** BEGIN EXERCISE MATERIALS **

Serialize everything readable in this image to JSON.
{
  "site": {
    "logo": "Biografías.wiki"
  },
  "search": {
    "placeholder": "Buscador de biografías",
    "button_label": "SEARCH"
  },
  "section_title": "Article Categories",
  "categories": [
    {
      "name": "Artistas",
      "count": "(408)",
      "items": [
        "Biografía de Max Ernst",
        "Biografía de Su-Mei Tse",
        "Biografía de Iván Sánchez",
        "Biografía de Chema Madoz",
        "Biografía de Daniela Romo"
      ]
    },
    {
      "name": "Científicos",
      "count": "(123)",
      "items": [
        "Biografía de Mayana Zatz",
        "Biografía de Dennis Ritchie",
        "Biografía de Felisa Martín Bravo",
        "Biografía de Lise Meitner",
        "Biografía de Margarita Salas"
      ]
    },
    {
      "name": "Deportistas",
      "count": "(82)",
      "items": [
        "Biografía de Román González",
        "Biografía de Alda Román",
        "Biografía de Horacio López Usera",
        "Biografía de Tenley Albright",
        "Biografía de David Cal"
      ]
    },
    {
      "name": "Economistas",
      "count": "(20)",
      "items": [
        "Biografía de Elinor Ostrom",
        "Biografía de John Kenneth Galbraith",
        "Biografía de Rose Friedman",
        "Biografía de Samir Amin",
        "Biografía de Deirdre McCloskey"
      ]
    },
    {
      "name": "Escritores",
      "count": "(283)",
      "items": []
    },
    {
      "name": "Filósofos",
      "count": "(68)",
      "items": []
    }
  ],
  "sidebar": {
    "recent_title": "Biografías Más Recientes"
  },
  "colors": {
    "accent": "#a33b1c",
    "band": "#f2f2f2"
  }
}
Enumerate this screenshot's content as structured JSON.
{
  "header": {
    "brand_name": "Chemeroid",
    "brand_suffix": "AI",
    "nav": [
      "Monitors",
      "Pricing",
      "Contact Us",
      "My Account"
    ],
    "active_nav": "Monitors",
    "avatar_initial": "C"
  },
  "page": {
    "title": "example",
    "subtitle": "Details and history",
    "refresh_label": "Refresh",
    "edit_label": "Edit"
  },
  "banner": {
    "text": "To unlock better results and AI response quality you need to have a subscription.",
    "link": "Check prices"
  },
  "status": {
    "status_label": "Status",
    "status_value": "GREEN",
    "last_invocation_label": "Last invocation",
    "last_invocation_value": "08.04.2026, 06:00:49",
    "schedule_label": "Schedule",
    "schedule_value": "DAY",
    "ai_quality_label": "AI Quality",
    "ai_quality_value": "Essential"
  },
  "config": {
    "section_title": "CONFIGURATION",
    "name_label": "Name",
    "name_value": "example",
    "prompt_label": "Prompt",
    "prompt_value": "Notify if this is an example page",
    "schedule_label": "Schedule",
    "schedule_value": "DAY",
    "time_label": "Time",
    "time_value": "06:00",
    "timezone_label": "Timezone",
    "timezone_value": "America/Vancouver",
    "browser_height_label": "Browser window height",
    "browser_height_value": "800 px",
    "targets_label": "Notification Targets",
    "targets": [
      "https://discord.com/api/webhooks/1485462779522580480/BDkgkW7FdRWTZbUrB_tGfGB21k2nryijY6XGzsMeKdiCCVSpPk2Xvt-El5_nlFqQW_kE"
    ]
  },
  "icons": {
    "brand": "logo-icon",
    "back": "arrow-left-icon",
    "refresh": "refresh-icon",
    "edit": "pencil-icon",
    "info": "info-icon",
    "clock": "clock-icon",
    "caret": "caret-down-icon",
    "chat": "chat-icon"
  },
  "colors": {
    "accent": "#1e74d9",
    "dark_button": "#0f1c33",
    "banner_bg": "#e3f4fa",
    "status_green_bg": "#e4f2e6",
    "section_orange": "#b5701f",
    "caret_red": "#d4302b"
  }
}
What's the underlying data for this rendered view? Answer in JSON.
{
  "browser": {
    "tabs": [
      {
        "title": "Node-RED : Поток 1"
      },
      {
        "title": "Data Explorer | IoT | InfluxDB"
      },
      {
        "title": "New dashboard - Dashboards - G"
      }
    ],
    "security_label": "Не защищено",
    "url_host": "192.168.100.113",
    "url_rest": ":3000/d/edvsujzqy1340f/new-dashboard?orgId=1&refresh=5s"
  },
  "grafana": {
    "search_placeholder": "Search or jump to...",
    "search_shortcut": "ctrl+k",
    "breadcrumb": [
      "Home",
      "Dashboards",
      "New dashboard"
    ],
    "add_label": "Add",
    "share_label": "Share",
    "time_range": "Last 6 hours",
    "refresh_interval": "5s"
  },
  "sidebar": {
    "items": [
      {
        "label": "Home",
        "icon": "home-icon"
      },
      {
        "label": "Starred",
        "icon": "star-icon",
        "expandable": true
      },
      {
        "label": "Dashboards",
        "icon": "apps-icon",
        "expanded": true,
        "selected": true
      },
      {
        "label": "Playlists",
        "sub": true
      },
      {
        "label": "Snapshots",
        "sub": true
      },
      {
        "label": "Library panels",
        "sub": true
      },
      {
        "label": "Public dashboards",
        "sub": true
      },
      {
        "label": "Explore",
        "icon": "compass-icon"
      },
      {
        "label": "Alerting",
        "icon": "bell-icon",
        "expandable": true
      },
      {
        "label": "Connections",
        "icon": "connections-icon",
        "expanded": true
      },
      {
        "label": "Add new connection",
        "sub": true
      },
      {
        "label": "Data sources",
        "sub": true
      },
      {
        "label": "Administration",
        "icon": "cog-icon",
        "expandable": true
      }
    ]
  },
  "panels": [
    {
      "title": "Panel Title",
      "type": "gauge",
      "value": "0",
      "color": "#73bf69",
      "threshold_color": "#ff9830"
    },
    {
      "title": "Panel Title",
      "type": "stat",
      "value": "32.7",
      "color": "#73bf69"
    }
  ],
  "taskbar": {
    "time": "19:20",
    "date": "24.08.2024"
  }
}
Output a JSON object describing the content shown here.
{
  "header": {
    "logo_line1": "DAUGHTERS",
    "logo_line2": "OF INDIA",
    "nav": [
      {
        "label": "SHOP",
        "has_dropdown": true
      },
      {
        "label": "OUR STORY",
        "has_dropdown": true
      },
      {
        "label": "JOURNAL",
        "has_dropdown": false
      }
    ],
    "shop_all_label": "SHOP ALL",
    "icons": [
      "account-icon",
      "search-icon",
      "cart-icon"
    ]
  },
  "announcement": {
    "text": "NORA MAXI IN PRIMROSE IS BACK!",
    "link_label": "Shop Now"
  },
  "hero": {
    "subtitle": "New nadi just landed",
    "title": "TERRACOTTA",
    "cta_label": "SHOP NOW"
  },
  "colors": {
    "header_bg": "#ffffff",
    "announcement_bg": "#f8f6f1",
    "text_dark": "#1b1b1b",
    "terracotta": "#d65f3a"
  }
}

** END EXERCISE MATERIALS **

§ TASK INSTRUCTIONS
Indicate how many lines of the material include the word "subtitle"; the number alone is required.

§ RESULT OF THIS TASK
2